### SHORT EXERCISE
Collect all lines from the records below that include the word "Virginia".
========
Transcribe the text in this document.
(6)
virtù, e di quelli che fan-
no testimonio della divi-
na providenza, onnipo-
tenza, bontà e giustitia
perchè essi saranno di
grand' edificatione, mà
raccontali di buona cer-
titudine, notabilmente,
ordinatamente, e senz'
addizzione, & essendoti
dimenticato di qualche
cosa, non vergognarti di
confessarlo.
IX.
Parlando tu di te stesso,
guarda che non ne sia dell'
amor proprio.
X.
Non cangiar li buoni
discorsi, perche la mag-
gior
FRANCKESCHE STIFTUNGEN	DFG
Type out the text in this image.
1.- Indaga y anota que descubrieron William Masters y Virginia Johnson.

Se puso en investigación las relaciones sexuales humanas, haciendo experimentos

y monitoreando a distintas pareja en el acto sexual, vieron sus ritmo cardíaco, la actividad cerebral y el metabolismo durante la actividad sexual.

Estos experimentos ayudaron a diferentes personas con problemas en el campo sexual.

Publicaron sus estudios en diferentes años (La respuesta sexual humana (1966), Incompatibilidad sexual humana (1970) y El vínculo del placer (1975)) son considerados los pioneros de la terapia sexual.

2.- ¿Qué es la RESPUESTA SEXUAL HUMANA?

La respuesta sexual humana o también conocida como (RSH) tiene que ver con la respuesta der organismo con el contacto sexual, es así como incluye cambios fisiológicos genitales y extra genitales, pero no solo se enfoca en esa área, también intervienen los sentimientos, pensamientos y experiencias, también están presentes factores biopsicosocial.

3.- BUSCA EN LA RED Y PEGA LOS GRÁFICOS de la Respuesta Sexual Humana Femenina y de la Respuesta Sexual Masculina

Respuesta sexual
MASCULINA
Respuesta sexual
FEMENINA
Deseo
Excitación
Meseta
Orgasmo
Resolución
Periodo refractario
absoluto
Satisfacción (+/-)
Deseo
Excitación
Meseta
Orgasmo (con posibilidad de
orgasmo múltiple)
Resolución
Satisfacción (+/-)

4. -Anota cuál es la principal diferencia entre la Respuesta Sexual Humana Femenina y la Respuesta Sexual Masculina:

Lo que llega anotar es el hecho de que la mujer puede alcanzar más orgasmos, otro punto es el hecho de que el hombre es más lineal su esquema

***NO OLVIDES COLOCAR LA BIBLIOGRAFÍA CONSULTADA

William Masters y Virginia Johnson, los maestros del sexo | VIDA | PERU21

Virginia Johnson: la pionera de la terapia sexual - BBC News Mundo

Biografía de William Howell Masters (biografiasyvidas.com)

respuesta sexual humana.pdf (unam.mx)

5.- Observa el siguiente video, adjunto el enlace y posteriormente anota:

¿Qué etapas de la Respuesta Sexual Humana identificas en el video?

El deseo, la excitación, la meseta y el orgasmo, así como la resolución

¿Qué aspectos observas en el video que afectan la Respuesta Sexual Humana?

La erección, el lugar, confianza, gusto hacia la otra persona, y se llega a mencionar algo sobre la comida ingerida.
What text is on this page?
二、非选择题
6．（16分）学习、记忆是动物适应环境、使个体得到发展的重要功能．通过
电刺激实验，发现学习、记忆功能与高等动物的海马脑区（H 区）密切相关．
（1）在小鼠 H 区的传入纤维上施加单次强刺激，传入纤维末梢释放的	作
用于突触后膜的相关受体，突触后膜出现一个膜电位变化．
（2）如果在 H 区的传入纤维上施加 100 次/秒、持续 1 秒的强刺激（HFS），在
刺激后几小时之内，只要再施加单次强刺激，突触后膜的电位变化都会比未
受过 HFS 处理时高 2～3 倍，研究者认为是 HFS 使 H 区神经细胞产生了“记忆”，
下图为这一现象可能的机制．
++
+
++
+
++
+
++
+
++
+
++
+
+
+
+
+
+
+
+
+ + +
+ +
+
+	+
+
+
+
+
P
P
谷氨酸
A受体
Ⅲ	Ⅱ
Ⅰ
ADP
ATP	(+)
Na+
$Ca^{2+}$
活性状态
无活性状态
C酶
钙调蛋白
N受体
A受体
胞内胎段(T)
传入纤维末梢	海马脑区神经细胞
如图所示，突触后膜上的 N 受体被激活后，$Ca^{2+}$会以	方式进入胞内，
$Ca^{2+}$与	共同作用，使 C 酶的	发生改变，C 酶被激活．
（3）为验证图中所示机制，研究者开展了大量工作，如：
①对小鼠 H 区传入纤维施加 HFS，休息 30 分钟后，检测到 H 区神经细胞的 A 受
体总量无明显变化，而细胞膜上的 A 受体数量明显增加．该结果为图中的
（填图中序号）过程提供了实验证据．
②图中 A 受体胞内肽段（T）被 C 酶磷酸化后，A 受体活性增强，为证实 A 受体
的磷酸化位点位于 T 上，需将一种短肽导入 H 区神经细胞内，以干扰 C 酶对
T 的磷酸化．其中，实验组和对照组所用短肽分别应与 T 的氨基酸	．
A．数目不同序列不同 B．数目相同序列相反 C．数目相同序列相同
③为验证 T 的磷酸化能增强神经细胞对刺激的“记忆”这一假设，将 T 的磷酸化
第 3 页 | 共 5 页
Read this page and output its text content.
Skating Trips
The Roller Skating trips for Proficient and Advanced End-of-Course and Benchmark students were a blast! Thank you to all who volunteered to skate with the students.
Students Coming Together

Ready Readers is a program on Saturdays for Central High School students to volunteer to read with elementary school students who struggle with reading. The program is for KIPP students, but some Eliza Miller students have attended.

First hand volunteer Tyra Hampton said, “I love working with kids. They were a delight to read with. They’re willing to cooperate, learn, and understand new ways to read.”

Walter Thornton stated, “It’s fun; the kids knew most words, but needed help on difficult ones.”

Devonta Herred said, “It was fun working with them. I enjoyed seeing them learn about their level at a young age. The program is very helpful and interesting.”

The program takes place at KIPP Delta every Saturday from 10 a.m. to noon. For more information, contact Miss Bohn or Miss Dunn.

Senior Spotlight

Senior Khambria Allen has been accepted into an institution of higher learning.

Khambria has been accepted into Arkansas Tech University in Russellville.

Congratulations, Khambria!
========
### TASK ANSWER
1.- Indaga y anota que descubrieron William Masters y Virginia Johnson.
William Masters y Virginia Johnson, los maestros del sexo | VIDA | PERU21
Virginia Johnson: la pionera de la terapia sexual - BBC News Mundo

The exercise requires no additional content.